> EXERCISE DETAILS
Go through the data below. Pull out every line that has the word "photo".

> RECORDS FOR THE EXERCISE
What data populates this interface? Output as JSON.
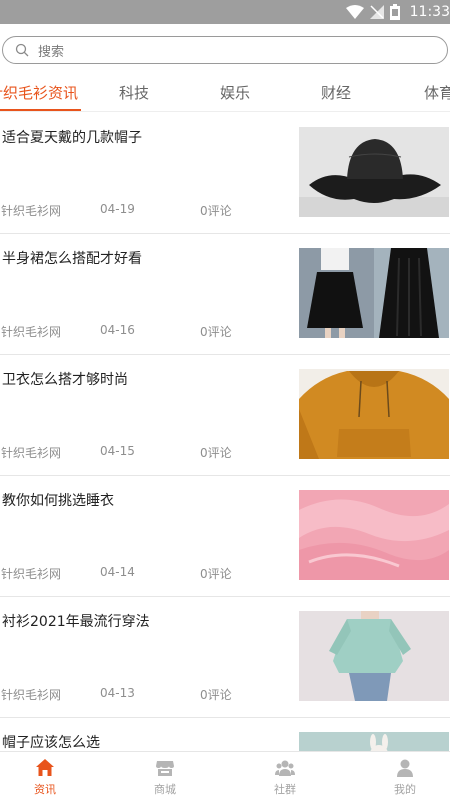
{
  "status_bar": {
    "time": "11:33"
  },
  "search": {
    "placeholder": "搜索"
  },
  "tabs": [
    {
      "label": "针织毛衫资讯",
      "active": true
    },
    {
      "label": "科技",
      "active": false
    },
    {
      "label": "娱乐",
      "active": false
    },
    {
      "label": "财经",
      "active": false
    },
    {
      "label": "体育",
      "active": false
    }
  ],
  "feed": [
    {
      "title": "适合夏天戴的几款帽子",
      "source": "针织毛衫网",
      "date": "04-19",
      "comments": "0评论",
      "image": "black-hat-photo"
    },
    {
      "title": "半身裙怎么搭配才好看",
      "source": "针织毛衫网",
      "date": "04-16",
      "comments": "0评论",
      "image": "skirt-outfit-photo"
    },
    {
      "title": "卫衣怎么搭才够时尚",
      "source": "针织毛衫网",
      "date": "04-15",
      "comments": "0评论",
      "image": "mustard-hoodie-photo"
    },
    {
      "title": "教你如何挑选睡衣",
      "source": "针织毛衫网",
      "date": "04-14",
      "comments": "0评论",
      "image": "pink-fleece-photo"
    },
    {
      "title": "衬衫2021年最流行穿法",
      "source": "针织毛衫网",
      "date": "04-13",
      "comments": "0评论",
      "image": "green-shirt-photo"
    },
    {
      "title": "帽子应该怎么选",
      "image": "bunny-hat-photo"
    }
  ],
  "bottom_nav": [
    {
      "label": "资讯",
      "icon": "home-icon",
      "active": true
    },
    {
      "label": "商城",
      "icon": "store-icon",
      "active": false
    },
    {
      "label": "社群",
      "icon": "community-icon",
      "active": false
    },
    {
      "label": "我的",
      "icon": "profile-icon",
      "active": false
    }
  ],
  "colors": {
    "accent": "#e8541c",
    "inactive": "#a3a3a3",
    "status_bar": "#9e9e9e"
  }
}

> FINAL RESULT
      "image": "black-hat-photo"
      "image": "skirt-outfit-photo"
      "image": "mustard-hoodie-photo"
      "image": "pink-fleece-photo"
      "image": "green-shirt-photo"
      "image": "bunny-hat-photo"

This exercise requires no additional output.